◆ **PROBLEM DETAILS**: Restating every entry exactly is the whole task.

(Text content records for pages)

┏━━

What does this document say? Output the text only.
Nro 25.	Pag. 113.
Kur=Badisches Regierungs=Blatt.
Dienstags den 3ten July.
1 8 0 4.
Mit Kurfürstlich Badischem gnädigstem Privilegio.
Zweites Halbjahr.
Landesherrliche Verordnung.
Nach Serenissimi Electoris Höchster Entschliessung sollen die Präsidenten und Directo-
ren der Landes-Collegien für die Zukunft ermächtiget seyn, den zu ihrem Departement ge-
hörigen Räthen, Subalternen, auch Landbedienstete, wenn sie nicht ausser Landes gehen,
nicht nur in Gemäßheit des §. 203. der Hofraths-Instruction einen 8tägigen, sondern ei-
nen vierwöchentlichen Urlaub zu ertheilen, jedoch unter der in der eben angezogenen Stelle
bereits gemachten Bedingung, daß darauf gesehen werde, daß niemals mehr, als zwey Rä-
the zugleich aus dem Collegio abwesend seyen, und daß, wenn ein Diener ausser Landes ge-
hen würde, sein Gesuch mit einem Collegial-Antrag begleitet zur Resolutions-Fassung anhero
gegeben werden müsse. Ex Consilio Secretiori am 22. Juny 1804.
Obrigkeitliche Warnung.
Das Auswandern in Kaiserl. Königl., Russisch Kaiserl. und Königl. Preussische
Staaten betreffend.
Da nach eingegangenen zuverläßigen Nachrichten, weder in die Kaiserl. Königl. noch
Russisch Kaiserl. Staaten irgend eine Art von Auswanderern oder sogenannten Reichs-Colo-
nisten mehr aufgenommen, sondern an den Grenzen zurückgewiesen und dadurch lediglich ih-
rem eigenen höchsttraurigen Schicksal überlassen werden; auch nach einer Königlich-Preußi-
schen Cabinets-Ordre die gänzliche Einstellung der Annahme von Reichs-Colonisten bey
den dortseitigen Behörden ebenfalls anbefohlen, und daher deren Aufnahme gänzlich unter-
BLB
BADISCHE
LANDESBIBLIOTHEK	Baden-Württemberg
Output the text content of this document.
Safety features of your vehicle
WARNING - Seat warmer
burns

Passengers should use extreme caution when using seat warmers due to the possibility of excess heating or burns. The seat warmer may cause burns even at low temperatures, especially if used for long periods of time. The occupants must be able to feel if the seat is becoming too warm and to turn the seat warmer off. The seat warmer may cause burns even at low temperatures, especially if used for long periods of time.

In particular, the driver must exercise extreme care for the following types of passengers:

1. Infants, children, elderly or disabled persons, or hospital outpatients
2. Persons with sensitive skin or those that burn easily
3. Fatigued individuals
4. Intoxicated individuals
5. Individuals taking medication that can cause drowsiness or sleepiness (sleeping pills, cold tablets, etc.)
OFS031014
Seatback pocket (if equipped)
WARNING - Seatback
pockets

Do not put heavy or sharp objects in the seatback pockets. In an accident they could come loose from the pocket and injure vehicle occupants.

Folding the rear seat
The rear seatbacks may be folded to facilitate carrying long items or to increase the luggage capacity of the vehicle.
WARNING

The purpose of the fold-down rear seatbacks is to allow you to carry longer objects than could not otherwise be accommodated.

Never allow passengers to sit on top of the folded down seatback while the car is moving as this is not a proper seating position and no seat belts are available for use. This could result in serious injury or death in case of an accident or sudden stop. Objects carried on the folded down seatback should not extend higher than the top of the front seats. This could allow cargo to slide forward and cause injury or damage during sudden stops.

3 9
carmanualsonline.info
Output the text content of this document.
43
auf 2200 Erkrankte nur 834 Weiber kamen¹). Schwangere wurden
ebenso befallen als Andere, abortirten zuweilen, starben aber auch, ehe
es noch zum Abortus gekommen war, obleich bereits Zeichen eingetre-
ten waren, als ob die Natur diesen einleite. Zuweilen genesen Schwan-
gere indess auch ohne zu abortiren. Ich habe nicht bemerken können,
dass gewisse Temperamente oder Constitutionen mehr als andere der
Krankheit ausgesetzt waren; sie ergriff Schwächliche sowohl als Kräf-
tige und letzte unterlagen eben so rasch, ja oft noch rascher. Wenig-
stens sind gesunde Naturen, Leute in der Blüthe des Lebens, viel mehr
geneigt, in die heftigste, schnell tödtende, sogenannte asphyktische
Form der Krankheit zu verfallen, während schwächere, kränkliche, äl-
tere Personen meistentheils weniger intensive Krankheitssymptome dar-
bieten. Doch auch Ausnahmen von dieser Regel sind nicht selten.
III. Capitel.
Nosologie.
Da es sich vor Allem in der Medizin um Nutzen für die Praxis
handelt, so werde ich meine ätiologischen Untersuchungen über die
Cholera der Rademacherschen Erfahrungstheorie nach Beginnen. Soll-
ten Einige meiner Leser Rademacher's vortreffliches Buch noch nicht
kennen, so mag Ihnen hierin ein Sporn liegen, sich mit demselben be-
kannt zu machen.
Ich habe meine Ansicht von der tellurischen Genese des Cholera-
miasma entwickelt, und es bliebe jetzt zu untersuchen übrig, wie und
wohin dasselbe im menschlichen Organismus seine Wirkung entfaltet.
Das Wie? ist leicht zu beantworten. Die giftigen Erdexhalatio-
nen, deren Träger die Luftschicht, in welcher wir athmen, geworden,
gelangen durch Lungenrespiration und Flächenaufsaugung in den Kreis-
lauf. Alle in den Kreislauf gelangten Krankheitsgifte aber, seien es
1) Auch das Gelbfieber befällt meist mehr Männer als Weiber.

┗━━

◆ **WRITTEN SOLUTION**:
What does this document say? Output the text only.
Nro 25.	Pag. 113.
Kur=Badisches Regierungs=Blatt.
Dienstags den 3ten July.
1 8 0 4.
Mit Kurfürstlich Badischem gnädigstem Privilegio.
Zweites Halbjahr.
Landesherrliche Verordnung.
Nach Serenissimi Electoris Höchster Entschliessung sollen die Präsidenten und Directo-
ren der Landes-Collegien für die Zukunft ermächtiget seyn, den zu ihrem Departement ge-
hörigen Räthen, Subalternen, auch Landbedienstete, wenn sie nicht ausser Landes gehen,
nicht nur in Gemäßheit des §. 203. der Hofraths-Instruction einen 8tägigen, sondern ei-
nen vierwöchentlichen Urlaub zu ertheilen, jedoch unter der in der eben angezogenen Stelle
bereits gemachten Bedingung, daß darauf gesehen werde, daß niemals mehr, als zwey Rä-
the zugleich aus dem Collegio abwesend seyen, und daß, wenn ein Diener ausser Landes ge-
hen würde, sein Gesuch mit einem Collegial-Antrag begleitet zur Resolutions-Fassung anhero
gegeben werden müsse. Ex Consilio Secretiori am 22. Juny 1804.
Obrigkeitliche Warnung.
Das Auswandern in Kaiserl. Königl., Russisch Kaiserl. und Königl. Preussische
Staaten betreffend.
Da nach eingegangenen zuverläßigen Nachrichten, weder in die Kaiserl. Königl. noch
Russisch Kaiserl. Staaten irgend eine Art von Auswanderern oder sogenannten Reichs-Colo-
nisten mehr aufgenommen, sondern an den Grenzen zurückgewiesen und dadurch lediglich ih-
rem eigenen höchsttraurigen Schicksal überlassen werden; auch nach einer Königlich-Preußi-
schen Cabinets-Ordre die gänzliche Einstellung der Annahme von Reichs-Colonisten bey
den dortseitigen Behörden ebenfalls anbefohlen, und daher deren Aufnahme gänzlich unter-
BLB
BADISCHE
LANDESBIBLIOTHEK	Baden-Württemberg
Output the text content of this document.
Safety features of your vehicle
WARNING - Seat warmer
burns

Passengers should use extreme caution when using seat warmers due to the possibility of excess heating or burns. The seat warmer may cause burns even at low temperatures, especially if used for long periods of time. The occupants must be able to feel if the seat is becoming too warm and to turn the seat warmer off. The seat warmer may cause burns even at low temperatures, especially if used for long periods of time.

In particular, the driver must exercise extreme care for the following types of passengers:

1. Infants, children, elderly or disabled persons, or hospital outpatients
2. Persons with sensitive skin or those that burn easily
3. Fatigued individuals
4. Intoxicated individuals
5. Individuals taking medication that can cause drowsiness or sleepiness (sleeping pills, cold tablets, etc.)
OFS031014
Seatback pocket (if equipped)
WARNING - Seatback
pockets

Do not put heavy or sharp objects in the seatback pockets. In an accident they could come loose from the pocket and injure vehicle occupants.

Folding the rear seat
The rear seatbacks may be folded to facilitate carrying long items or to increase the luggage capacity of the vehicle.
WARNING

The purpose of the fold-down rear seatbacks is to allow you to carry longer objects than could not otherwise be accommodated.

Never allow passengers to sit on top of the folded down seatback while the car is moving as this is not a proper seating position and no seat belts are available for use. This could result in serious injury or death in case of an accident or sudden stop. Objects carried on the folded down seatback should not extend higher than the top of the front seats. This could allow cargo to slide forward and cause injury or damage during sudden stops.

3 9
carmanualsonline.info
Output the text content of this document.
43
auf 2200 Erkrankte nur 834 Weiber kamen¹). Schwangere wurden
ebenso befallen als Andere, abortirten zuweilen, starben aber auch, ehe
es noch zum Abortus gekommen war, obleich bereits Zeichen eingetre-
ten waren, als ob die Natur diesen einleite. Zuweilen genesen Schwan-
gere indess auch ohne zu abortiren. Ich habe nicht bemerken können,
dass gewisse Temperamente oder Constitutionen mehr als andere der
Krankheit ausgesetzt waren; sie ergriff Schwächliche sowohl als Kräf-
tige und letzte unterlagen eben so rasch, ja oft noch rascher. Wenig-
stens sind gesunde Naturen, Leute in der Blüthe des Lebens, viel mehr
geneigt, in die heftigste, schnell tödtende, sogenannte asphyktische
Form der Krankheit zu verfallen, während schwächere, kränkliche, äl-
tere Personen meistentheils weniger intensive Krankheitssymptome dar-
bieten. Doch auch Ausnahmen von dieser Regel sind nicht selten.
III. Capitel.
Nosologie.
Da es sich vor Allem in der Medizin um Nutzen für die Praxis
handelt, so werde ich meine ätiologischen Untersuchungen über die
Cholera der Rademacherschen Erfahrungstheorie nach Beginnen. Soll-
ten Einige meiner Leser Rademacher's vortreffliches Buch noch nicht
kennen, so mag Ihnen hierin ein Sporn liegen, sich mit demselben be-
kannt zu machen.
Ich habe meine Ansicht von der tellurischen Genese des Cholera-
miasma entwickelt, und es bliebe jetzt zu untersuchen übrig, wie und
wohin dasselbe im menschlichen Organismus seine Wirkung entfaltet.
Das Wie? ist leicht zu beantworten. Die giftigen Erdexhalatio-
nen, deren Träger die Luftschicht, in welcher wir athmen, geworden,
gelangen durch Lungenrespiration und Flächenaufsaugung in den Kreis-
lauf. Alle in den Kreislauf gelangten Krankheitsgifte aber, seien es
1) Auch das Gelbfieber befällt meist mehr Männer als Weiber.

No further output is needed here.